Identify the lines that contain the string "участников", then copy each of them.

**Data for processing:**
########

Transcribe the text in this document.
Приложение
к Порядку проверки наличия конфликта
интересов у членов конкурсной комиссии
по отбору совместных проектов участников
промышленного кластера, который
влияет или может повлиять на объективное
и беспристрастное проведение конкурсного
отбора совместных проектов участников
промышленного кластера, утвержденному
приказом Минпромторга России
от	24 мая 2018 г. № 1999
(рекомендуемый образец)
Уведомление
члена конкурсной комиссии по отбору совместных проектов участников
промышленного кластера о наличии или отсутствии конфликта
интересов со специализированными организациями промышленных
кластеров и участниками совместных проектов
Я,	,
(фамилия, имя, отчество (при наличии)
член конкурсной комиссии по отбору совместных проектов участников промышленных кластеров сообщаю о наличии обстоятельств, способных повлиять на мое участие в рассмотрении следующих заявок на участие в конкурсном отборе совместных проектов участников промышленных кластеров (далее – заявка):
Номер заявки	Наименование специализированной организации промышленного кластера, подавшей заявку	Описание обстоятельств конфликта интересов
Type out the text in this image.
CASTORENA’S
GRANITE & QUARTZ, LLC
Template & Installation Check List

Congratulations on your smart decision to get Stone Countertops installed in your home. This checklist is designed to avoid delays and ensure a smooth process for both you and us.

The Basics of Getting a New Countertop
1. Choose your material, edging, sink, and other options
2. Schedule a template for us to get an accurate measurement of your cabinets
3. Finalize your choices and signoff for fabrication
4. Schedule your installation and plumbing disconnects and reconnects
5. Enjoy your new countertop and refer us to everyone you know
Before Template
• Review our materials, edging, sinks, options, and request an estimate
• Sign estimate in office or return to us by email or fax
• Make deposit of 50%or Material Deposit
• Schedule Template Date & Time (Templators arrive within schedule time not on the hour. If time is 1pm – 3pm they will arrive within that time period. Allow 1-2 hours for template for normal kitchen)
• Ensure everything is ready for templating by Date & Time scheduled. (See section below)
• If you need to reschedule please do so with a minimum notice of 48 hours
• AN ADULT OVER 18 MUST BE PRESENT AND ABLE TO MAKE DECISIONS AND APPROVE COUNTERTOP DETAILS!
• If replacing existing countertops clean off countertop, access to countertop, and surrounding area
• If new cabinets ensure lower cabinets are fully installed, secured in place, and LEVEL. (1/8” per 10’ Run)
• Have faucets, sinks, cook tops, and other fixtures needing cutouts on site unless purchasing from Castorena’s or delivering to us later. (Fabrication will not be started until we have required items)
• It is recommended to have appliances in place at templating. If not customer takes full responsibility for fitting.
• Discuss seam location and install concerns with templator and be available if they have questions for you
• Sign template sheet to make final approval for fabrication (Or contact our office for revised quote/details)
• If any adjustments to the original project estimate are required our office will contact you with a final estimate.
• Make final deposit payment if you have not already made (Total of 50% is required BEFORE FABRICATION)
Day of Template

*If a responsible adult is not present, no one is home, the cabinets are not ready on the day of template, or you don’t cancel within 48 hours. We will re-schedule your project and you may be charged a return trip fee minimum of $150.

########

**Correct response:**
по отбору совместных проектов участников
отбора совместных проектов участников
члена конкурсной комиссии по отбору совместных проектов участников
член конкурсной комиссии по отбору совместных проектов участников промышленных кластеров сообщаю о наличии обстоятельств, способных повлиять на мое участие в рассмотрении следующих заявок на участие в конкурсном отборе совместных проектов участников промышленных кластеров (далее – заявка):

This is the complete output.